» Task brief
Copy the following material line for line, changing nothing.

----

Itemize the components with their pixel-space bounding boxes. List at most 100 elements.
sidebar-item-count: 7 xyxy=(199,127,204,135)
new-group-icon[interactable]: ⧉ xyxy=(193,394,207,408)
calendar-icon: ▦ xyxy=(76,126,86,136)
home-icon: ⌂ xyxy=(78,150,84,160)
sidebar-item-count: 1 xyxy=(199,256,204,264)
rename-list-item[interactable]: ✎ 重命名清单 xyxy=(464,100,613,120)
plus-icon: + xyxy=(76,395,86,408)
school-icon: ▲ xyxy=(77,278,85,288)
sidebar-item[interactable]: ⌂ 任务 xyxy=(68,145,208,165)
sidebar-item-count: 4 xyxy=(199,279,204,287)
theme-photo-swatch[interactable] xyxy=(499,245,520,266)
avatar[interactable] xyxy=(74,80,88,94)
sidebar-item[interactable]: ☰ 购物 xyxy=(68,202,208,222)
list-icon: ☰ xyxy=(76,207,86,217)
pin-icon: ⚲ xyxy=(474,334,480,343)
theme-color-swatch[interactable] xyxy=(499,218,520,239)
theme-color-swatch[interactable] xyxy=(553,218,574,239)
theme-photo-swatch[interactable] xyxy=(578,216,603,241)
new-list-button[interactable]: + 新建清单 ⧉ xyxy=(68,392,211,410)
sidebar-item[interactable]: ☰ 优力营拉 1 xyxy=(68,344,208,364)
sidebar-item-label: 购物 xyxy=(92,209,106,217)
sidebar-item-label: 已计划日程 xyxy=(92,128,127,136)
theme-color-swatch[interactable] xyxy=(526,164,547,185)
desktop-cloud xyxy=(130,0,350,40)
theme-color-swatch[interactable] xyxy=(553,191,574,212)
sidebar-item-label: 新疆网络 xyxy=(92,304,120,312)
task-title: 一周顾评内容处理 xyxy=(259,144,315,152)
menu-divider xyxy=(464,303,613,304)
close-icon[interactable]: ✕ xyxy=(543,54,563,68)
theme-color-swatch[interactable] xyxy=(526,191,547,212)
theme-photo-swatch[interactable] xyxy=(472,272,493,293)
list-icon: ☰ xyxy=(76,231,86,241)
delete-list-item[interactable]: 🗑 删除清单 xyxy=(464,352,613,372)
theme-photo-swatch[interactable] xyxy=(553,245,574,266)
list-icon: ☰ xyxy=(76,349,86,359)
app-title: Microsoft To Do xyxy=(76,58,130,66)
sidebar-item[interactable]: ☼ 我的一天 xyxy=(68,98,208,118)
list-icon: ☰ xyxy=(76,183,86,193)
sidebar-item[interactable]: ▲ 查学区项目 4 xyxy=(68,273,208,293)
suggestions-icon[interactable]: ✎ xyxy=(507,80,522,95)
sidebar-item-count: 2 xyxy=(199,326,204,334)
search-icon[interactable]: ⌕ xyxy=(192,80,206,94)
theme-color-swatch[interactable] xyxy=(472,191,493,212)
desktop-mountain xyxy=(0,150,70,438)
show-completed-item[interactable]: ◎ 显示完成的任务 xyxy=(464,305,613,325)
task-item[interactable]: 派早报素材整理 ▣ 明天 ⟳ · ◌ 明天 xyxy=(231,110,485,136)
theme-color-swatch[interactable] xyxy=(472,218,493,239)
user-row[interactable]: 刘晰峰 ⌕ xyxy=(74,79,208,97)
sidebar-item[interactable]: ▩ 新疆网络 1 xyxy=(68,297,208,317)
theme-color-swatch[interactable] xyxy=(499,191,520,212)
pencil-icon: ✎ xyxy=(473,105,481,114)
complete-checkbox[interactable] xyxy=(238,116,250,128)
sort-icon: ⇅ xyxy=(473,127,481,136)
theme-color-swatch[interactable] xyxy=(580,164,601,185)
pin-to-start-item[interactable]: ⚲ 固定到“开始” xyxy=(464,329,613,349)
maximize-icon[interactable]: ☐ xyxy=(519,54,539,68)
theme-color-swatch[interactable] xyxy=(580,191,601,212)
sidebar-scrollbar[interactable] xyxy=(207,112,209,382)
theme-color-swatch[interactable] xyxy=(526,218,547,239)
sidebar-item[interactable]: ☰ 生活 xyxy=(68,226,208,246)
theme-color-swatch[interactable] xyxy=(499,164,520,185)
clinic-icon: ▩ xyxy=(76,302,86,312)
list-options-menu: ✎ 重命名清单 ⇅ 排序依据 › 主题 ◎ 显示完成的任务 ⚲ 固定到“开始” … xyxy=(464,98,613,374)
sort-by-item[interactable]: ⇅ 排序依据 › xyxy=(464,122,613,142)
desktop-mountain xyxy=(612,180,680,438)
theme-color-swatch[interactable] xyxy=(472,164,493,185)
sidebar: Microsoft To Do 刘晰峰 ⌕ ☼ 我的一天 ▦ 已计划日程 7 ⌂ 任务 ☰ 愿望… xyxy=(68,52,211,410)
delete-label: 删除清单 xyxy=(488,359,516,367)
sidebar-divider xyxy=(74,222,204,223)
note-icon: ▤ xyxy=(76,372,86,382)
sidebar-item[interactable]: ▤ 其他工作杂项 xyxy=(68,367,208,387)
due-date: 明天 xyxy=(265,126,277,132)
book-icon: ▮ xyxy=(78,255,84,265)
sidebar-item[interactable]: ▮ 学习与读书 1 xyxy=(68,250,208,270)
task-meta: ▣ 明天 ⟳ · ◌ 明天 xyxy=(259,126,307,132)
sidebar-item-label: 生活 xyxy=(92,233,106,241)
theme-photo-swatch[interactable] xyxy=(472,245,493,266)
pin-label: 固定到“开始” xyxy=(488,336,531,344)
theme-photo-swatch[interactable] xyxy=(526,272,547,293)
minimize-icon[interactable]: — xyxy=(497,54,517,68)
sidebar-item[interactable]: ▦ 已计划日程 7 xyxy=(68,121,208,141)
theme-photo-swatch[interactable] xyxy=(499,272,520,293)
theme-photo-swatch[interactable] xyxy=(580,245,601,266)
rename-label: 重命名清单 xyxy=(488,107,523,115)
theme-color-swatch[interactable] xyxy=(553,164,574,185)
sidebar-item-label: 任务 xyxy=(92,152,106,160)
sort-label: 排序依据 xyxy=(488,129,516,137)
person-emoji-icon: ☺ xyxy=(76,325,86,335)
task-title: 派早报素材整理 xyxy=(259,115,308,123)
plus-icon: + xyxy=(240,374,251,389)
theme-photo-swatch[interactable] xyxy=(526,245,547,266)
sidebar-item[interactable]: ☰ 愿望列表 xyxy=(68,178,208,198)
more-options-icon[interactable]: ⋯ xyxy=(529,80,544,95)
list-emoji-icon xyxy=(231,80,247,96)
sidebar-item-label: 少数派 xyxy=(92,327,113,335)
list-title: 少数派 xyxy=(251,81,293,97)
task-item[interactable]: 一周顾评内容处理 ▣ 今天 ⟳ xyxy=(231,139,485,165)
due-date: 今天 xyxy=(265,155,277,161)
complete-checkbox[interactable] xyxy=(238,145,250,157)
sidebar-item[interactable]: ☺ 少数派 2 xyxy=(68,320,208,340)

----

» Result for this exercise
Itemize the components with their pixel-space bounding boxes. List at most 100 elements.
sidebar-item-count: 7 xyxy=(199,127,204,135)
new-group-icon[interactable]: ⧉ xyxy=(193,394,207,408)
calendar-icon: ▦ xyxy=(76,126,86,136)
home-icon: ⌂ xyxy=(78,150,84,160)
sidebar-item-count: 1 xyxy=(199,256,204,264)
rename-list-item[interactable]: ✎ 重命名清单 xyxy=(464,100,613,120)
plus-icon: + xyxy=(76,395,86,408)
school-icon: ▲ xyxy=(77,278,85,288)
sidebar-item[interactable]: ⌂ 任务 xyxy=(68,145,208,165)
sidebar-item-count: 4 xyxy=(199,279,204,287)
theme-photo-swatch[interactable] xyxy=(499,245,520,266)
avatar[interactable] xyxy=(74,80,88,94)
sidebar-item[interactable]: ☰ 购物 xyxy=(68,202,208,222)
list-icon: ☰ xyxy=(76,207,86,217)
pin-icon: ⚲ xyxy=(474,334,480,343)
theme-color-swatch[interactable] xyxy=(499,218,520,239)
theme-color-swatch[interactable] xyxy=(553,218,574,239)
theme-photo-swatch[interactable] xyxy=(578,216,603,241)
new-list-button[interactable]: + 新建清单 ⧉ xyxy=(68,392,211,410)
sidebar-item[interactable]: ☰ 优力营拉 1 xyxy=(68,344,208,364)
sidebar-item-label: 购物 xyxy=(92,209,106,217)
sidebar-item-label: 已计划日程 xyxy=(92,128,127,136)
theme-color-swatch[interactable] xyxy=(526,164,547,185)
desktop-cloud xyxy=(130,0,350,40)
theme-color-swatch[interactable] xyxy=(553,191,574,212)
sidebar-item-label: 新疆网络 xyxy=(92,304,120,312)
task-title: 一周顾评内容处理 xyxy=(259,144,315,152)
menu-divider xyxy=(464,303,613,304)
close-icon[interactable]: ✕ xyxy=(543,54,563,68)
theme-color-swatch[interactable] xyxy=(526,191,547,212)
theme-photo-swatch[interactable] xyxy=(472,272,493,293)
list-icon: ☰ xyxy=(76,231,86,241)
delete-list-item[interactable]: 🗑 删除清单 xyxy=(464,352,613,372)
theme-photo-swatch[interactable] xyxy=(553,245,574,266)
list-icon: ☰ xyxy=(76,349,86,359)
app-title: Microsoft To Do xyxy=(76,58,130,66)
sidebar-item[interactable]: ☼ 我的一天 xyxy=(68,98,208,118)
list-icon: ☰ xyxy=(76,183,86,193)
sidebar-item[interactable]: ▲ 查学区项目 4 xyxy=(68,273,208,293)
suggestions-icon[interactable]: ✎ xyxy=(507,80,522,95)
sidebar-item-count: 2 xyxy=(199,326,204,334)
search-icon[interactable]: ⌕ xyxy=(192,80,206,94)
theme-color-swatch[interactable] xyxy=(472,191,493,212)
desktop-mountain xyxy=(0,150,70,438)
show-completed-item[interactable]: ◎ 显示完成的任务 xyxy=(464,305,613,325)
task-item[interactable]: 派早报素材整理 ▣ 明天 ⟳ · ◌ 明天 xyxy=(231,110,485,136)
theme-color-swatch[interactable] xyxy=(472,218,493,239)
user-row[interactable]: 刘晰峰 ⌕ xyxy=(74,79,208,97)
sidebar-item[interactable]: ▩ 新疆网络 1 xyxy=(68,297,208,317)
theme-color-swatch[interactable] xyxy=(499,191,520,212)
pencil-icon: ✎ xyxy=(473,105,481,114)
complete-checkbox[interactable] xyxy=(238,116,250,128)
sort-icon: ⇅ xyxy=(473,127,481,136)
theme-color-swatch[interactable] xyxy=(580,164,601,185)
pin-to-start-item[interactable]: ⚲ 固定到“开始” xyxy=(464,329,613,349)
maximize-icon[interactable]: ☐ xyxy=(519,54,539,68)
theme-color-swatch[interactable] xyxy=(580,191,601,212)
sidebar-scrollbar[interactable] xyxy=(207,112,209,382)
theme-color-swatch[interactable] xyxy=(526,218,547,239)
sidebar-item[interactable]: ☰ 生活 xyxy=(68,226,208,246)
theme-color-swatch[interactable] xyxy=(499,164,520,185)
clinic-icon: ▩ xyxy=(76,302,86,312)
list-options-menu: ✎ 重命名清单 ⇅ 排序依据 › 主题 ◎ 显示完成的任务 ⚲ 固定到“开始” … xyxy=(464,98,613,374)
sort-by-item[interactable]: ⇅ 排序依据 › xyxy=(464,122,613,142)
desktop-mountain xyxy=(612,180,680,438)
theme-color-swatch[interactable] xyxy=(472,164,493,185)
sidebar: Microsoft To Do 刘晰峰 ⌕ ☼ 我的一天 ▦ 已计划日程 7 ⌂ 任务 ☰ 愿望… xyxy=(68,52,211,410)
delete-label: 删除清单 xyxy=(488,359,516,367)
sidebar-divider xyxy=(74,222,204,223)
note-icon: ▤ xyxy=(76,372,86,382)
sidebar-item[interactable]: ▤ 其他工作杂项 xyxy=(68,367,208,387)
due-date: 明天 xyxy=(265,126,277,132)
book-icon: ▮ xyxy=(78,255,84,265)
sidebar-item[interactable]: ▮ 学习与读书 1 xyxy=(68,250,208,270)
task-meta: ▣ 明天 ⟳ · ◌ 明天 xyxy=(259,126,307,132)
sidebar-item-label: 生活 xyxy=(92,233,106,241)
theme-photo-swatch[interactable] xyxy=(472,245,493,266)
pin-label: 固定到“开始” xyxy=(488,336,531,344)
theme-photo-swatch[interactable] xyxy=(526,272,547,293)
minimize-icon[interactable]: — xyxy=(497,54,517,68)
sidebar-item[interactable]: ▦ 已计划日程 7 xyxy=(68,121,208,141)
theme-photo-swatch[interactable] xyxy=(499,272,520,293)
theme-photo-swatch[interactable] xyxy=(580,245,601,266)
rename-label: 重命名清单 xyxy=(488,107,523,115)
theme-color-swatch[interactable] xyxy=(553,164,574,185)
sidebar-item-label: 任务 xyxy=(92,152,106,160)
sort-label: 排序依据 xyxy=(488,129,516,137)
person-emoji-icon: ☺ xyxy=(76,325,86,335)
task-title: 派早报素材整理 xyxy=(259,115,308,123)
plus-icon: + xyxy=(240,374,251,389)
theme-photo-swatch[interactable] xyxy=(526,245,547,266)
sidebar-item[interactable]: ☰ 愿望列表 xyxy=(68,178,208,198)
more-options-icon[interactable]: ⋯ xyxy=(529,80,544,95)
list-emoji-icon xyxy=(231,80,247,96)
sidebar-item-label: 少数派 xyxy=(92,327,113,335)
list-title: 少数派 xyxy=(251,81,293,97)
task-item[interactable]: 一周顾评内容处理 ▣ 今天 ⟳ xyxy=(231,139,485,165)
due-date: 今天 xyxy=(265,155,277,161)
complete-checkbox[interactable] xyxy=(238,145,250,157)
sidebar-item[interactable]: ☺ 少数派 2 xyxy=(68,320,208,340)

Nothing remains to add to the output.